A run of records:

=-=-=

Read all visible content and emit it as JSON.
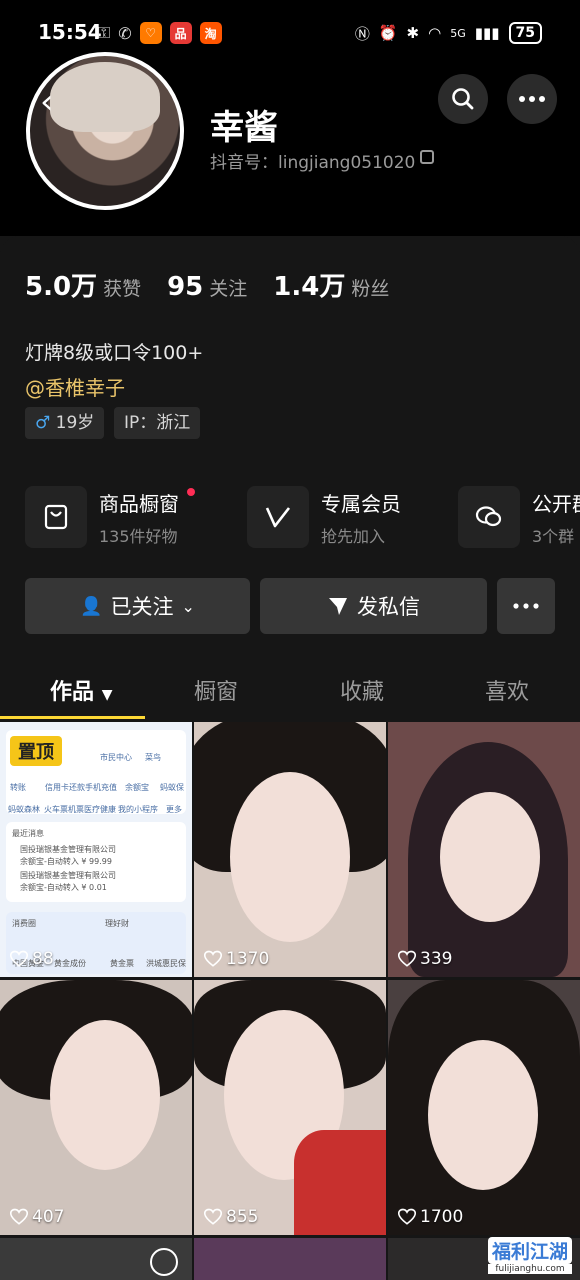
{
  "status_bar": {
    "time": "15:54",
    "apps": [
      {
        "label": "♡",
        "color": "#ff7a00"
      },
      {
        "label": "品",
        "color": "#e53935"
      },
      {
        "label": "淘",
        "color": "#ff5500"
      }
    ],
    "network": "5G",
    "battery": "75"
  },
  "profile": {
    "name": "幸酱",
    "id_label": "抖音号：lingjiang051020",
    "stats": [
      {
        "value": "5.0万",
        "label": "获赞"
      },
      {
        "value": "95",
        "label": "关注"
      },
      {
        "value": "1.4万",
        "label": "粉丝"
      }
    ],
    "bio": "灯牌8级或口令100+",
    "mention": "@香椎幸子",
    "gender_symbol": "♂",
    "age": "19岁",
    "ip": "IP：浙江"
  },
  "features": [
    {
      "title": "商品橱窗",
      "sub": "135件好物"
    },
    {
      "title": "专属会员",
      "sub": "抢先加入"
    },
    {
      "title": "公开群",
      "sub": "3个群"
    }
  ],
  "actions": {
    "follow": "已关注",
    "message": "发私信"
  },
  "tabs": [
    {
      "label": "作品"
    },
    {
      "label": "橱窗"
    },
    {
      "label": "收藏"
    },
    {
      "label": "喜欢"
    }
  ],
  "videos": [
    {
      "likes": "88",
      "pinned_label": "置顶"
    },
    {
      "likes": "1370"
    },
    {
      "likes": "339"
    },
    {
      "likes": "407"
    },
    {
      "likes": "855"
    },
    {
      "likes": "1700"
    }
  ],
  "pinned_preview": {
    "apps": [
      "市民中心",
      "菜鸟",
      "转账",
      "信用卡还款",
      "手机充值",
      "余额宝",
      "蚂蚁保",
      "蚂蚁森林",
      "火车票机票",
      "医疗健康",
      "我的小程序",
      "更多"
    ],
    "section": "最近消息",
    "messages": [
      "国投瑞银基金管理有限公司",
      "余额宝-自动转入 ¥ 99.99",
      "国投瑞银基金管理有限公司",
      "余额宝-自动转入 ¥ 0.01"
    ],
    "cards": [
      "消费圈",
      "理好财",
      "中国黄金",
      "黄金成份",
      "黄金票",
      "洪城惠民保"
    ]
  },
  "watermark": {
    "main": "福利江湖",
    "sub": "fulijianghu.com"
  }
}
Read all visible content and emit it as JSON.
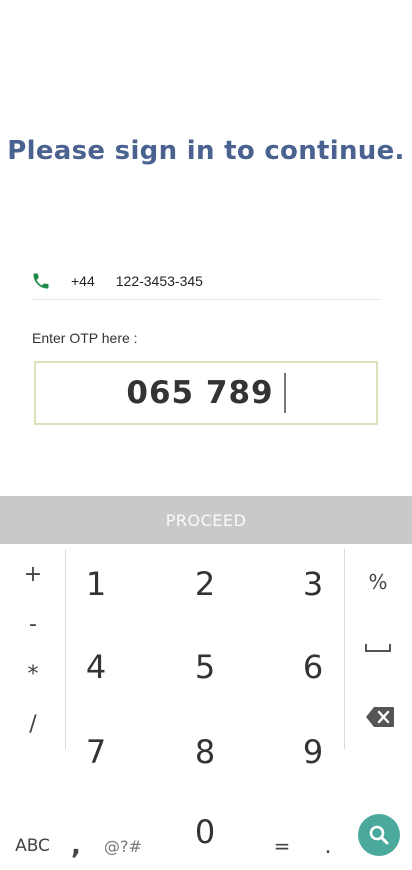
{
  "header": {
    "title": "Please sign in to continue."
  },
  "phone": {
    "icon": "phone-icon",
    "icon_color": "#1e8a4a",
    "country_code": "+44",
    "number": "122-3453-345"
  },
  "otp": {
    "label": "Enter OTP here :",
    "value": "065 789"
  },
  "proceed": {
    "label": "PROCEED",
    "background": "#c9c9c9"
  },
  "keyboard": {
    "left_ops": [
      "+",
      "-",
      "*",
      "/"
    ],
    "digits": [
      "1",
      "2",
      "3",
      "4",
      "5",
      "6",
      "7",
      "8",
      "9",
      "0"
    ],
    "right_ops": {
      "percent": "%",
      "space_icon": "space-icon",
      "backspace_icon": "backspace-icon"
    },
    "bottom": {
      "abc": "ABC",
      "comma": ",",
      "symbols": "@?#",
      "equals": "=",
      "period": "."
    },
    "search_icon": "search-icon",
    "accent": "#4aa89c"
  }
}
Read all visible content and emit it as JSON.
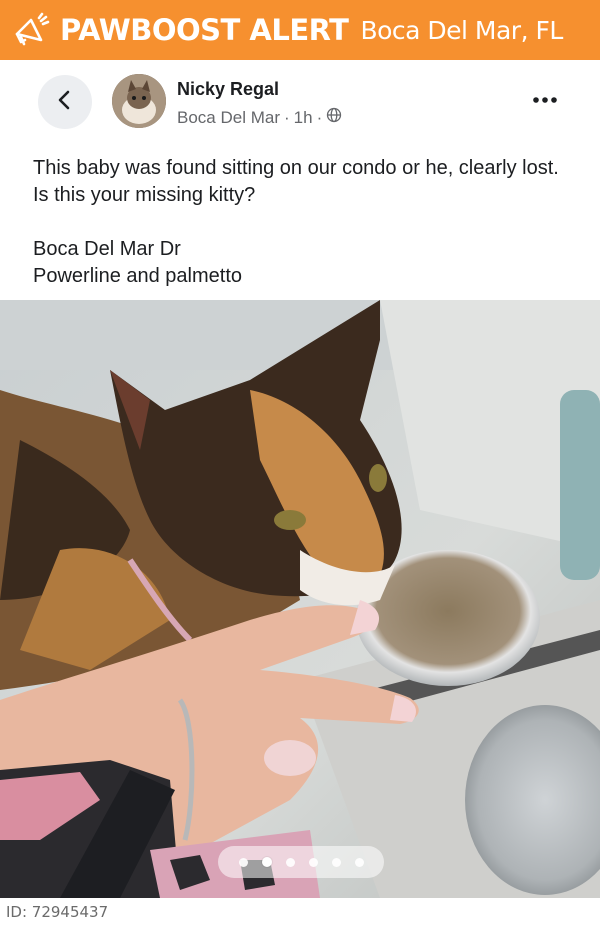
{
  "alert": {
    "brand": "PAWBOOST ALERT",
    "location": "Boca Del Mar, FL",
    "icon": "megaphone-icon",
    "bg_color": "#f6902f"
  },
  "post": {
    "back_icon": "chevron-left-icon",
    "author": "Nicky Regal",
    "group": "Boca Del Mar",
    "time": "1h",
    "separator": "·",
    "visibility_icon": "globe-icon",
    "more_icon": "more-dots-icon",
    "text_line1": "This baby was found sitting on our condo or he, clearly lost. Is this your missing kitty?",
    "text_line2": "Boca Del Mar Dr",
    "text_line3": "Powerline and palmetto"
  },
  "photo": {
    "description_icon": "found-cat-photo",
    "carousel": {
      "total": 6,
      "active_index": 1
    }
  },
  "footer": {
    "id_text": "ID: 72945437"
  }
}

=-=-=

THE REQUEST> Reproduce every line exactly and omit all pictures.

EXERCISE ANSWER>
Read all visible content and emit it as JSON.
{
  "status_bar": {
    "time": "15:54",
    "apps": [
      {
        "label": "♡",
        "color": "#ff7a00"
      },
      {
        "label": "品",
        "color": "#e53935"
      },
      {
        "label": "淘",
        "color": "#ff5500"
      }
    ],
    "network": "5G",
    "battery": "75"
  },
  "profile": {
    "name": "幸酱",
    "id_label": "抖音号：lingjiang051020",
    "stats": [
      {
        "value": "5.0万",
        "label": "获赞"
      },
      {
        "value": "95",
        "label": "关注"
      },
      {
        "value": "1.4万",
        "label": "粉丝"
      }
    ],
    "bio": "灯牌8级或口令100+",
    "mention": "@香椎幸子",
    "gender_symbol": "♂",
    "age": "19岁",
    "ip": "IP：浙江"
  },
  "features": [
    {
      "title": "商品橱窗",
      "sub": "135件好物"
    },
    {
      "title": "专属会员",
      "sub": "抢先加入"
    },
    {
      "title": "公开群",
      "sub": "3个群"
    }
  ],
  "actions": {
    "follow": "已关注",
    "message": "发私信"
  },
  "tabs": [
    {
      "label": "作品"
    },
    {
      "label": "橱窗"
    },
    {
      "label": "收藏"
    },
    {
      "label": "喜欢"
    }
  ],
  "videos": [
    {
      "likes": "88",
      "pinned_label": "置顶"
    },
    {
      "likes": "1370"
    },
    {
      "likes": "339"
    },
    {
      "likes": "407"
    },
    {
      "likes": "855"
    },
    {
      "likes": "1700"
    }
  ],
  "pinned_preview": {
    "apps": [
      "市民中心",
      "菜鸟",
      "转账",
      "信用卡还款",
      "手机充值",
      "余额宝",
      "蚂蚁保",
      "蚂蚁森林",
      "火车票机票",
      "医疗健康",
      "我的小程序",
      "更多"
    ],
    "section": "最近消息",
    "messages": [
      "国投瑞银基金管理有限公司",
      "余额宝-自动转入 ¥ 99.99",
      "国投瑞银基金管理有限公司",
      "余额宝-自动转入 ¥ 0.01"
    ],
    "cards": [
      "消费圈",
      "理好财",
      "中国黄金",
      "黄金成份",
      "黄金票",
      "洪城惠民保"
    ]
  },
  "watermark": {
    "main": "福利江湖",
    "sub": "fulijianghu.com"
  }
}
Read all visible content and emit it as JSON.
{
  "header": {
    "title": "Please sign in to continue."
  },
  "phone": {
    "icon": "phone-icon",
    "icon_color": "#1e8a4a",
    "country_code": "+44",
    "number": "122-3453-345"
  },
  "otp": {
    "label": "Enter OTP here :",
    "value": "065 789"
  },
  "proceed": {
    "label": "PROCEED",
    "background": "#c9c9c9"
  },
  "keyboard": {
    "left_ops": [
      "+",
      "-",
      "*",
      "/"
    ],
    "digits": [
      "1",
      "2",
      "3",
      "4",
      "5",
      "6",
      "7",
      "8",
      "9",
      "0"
    ],
    "right_ops": {
      "percent": "%",
      "space_icon": "space-icon",
      "backspace_icon": "backspace-icon"
    },
    "bottom": {
      "abc": "ABC",
      "comma": ",",
      "symbols": "@?#",
      "equals": "=",
      "period": "."
    },
    "search_icon": "search-icon",
    "accent": "#4aa89c"
  }
}
Read all visible content and emit it as JSON.
{
  "alert": {
    "brand": "PAWBOOST ALERT",
    "location": "Boca Del Mar, FL",
    "icon": "megaphone-icon",
    "bg_color": "#f6902f"
  },
  "post": {
    "back_icon": "chevron-left-icon",
    "author": "Nicky Regal",
    "group": "Boca Del Mar",
    "time": "1h",
    "separator": "·",
    "visibility_icon": "globe-icon",
    "more_icon": "more-dots-icon",
    "text_line1": "This baby was found sitting on our condo or he, clearly lost. Is this your missing kitty?",
    "text_line2": "Boca Del Mar Dr",
    "text_line3": "Powerline and palmetto"
  },
  "photo": {
    "description_icon": "found-cat-photo",
    "carousel": {
      "total": 6,
      "active_index": 1
    }
  },
  "footer": {
    "id_text": "ID: 72945437"
  }
}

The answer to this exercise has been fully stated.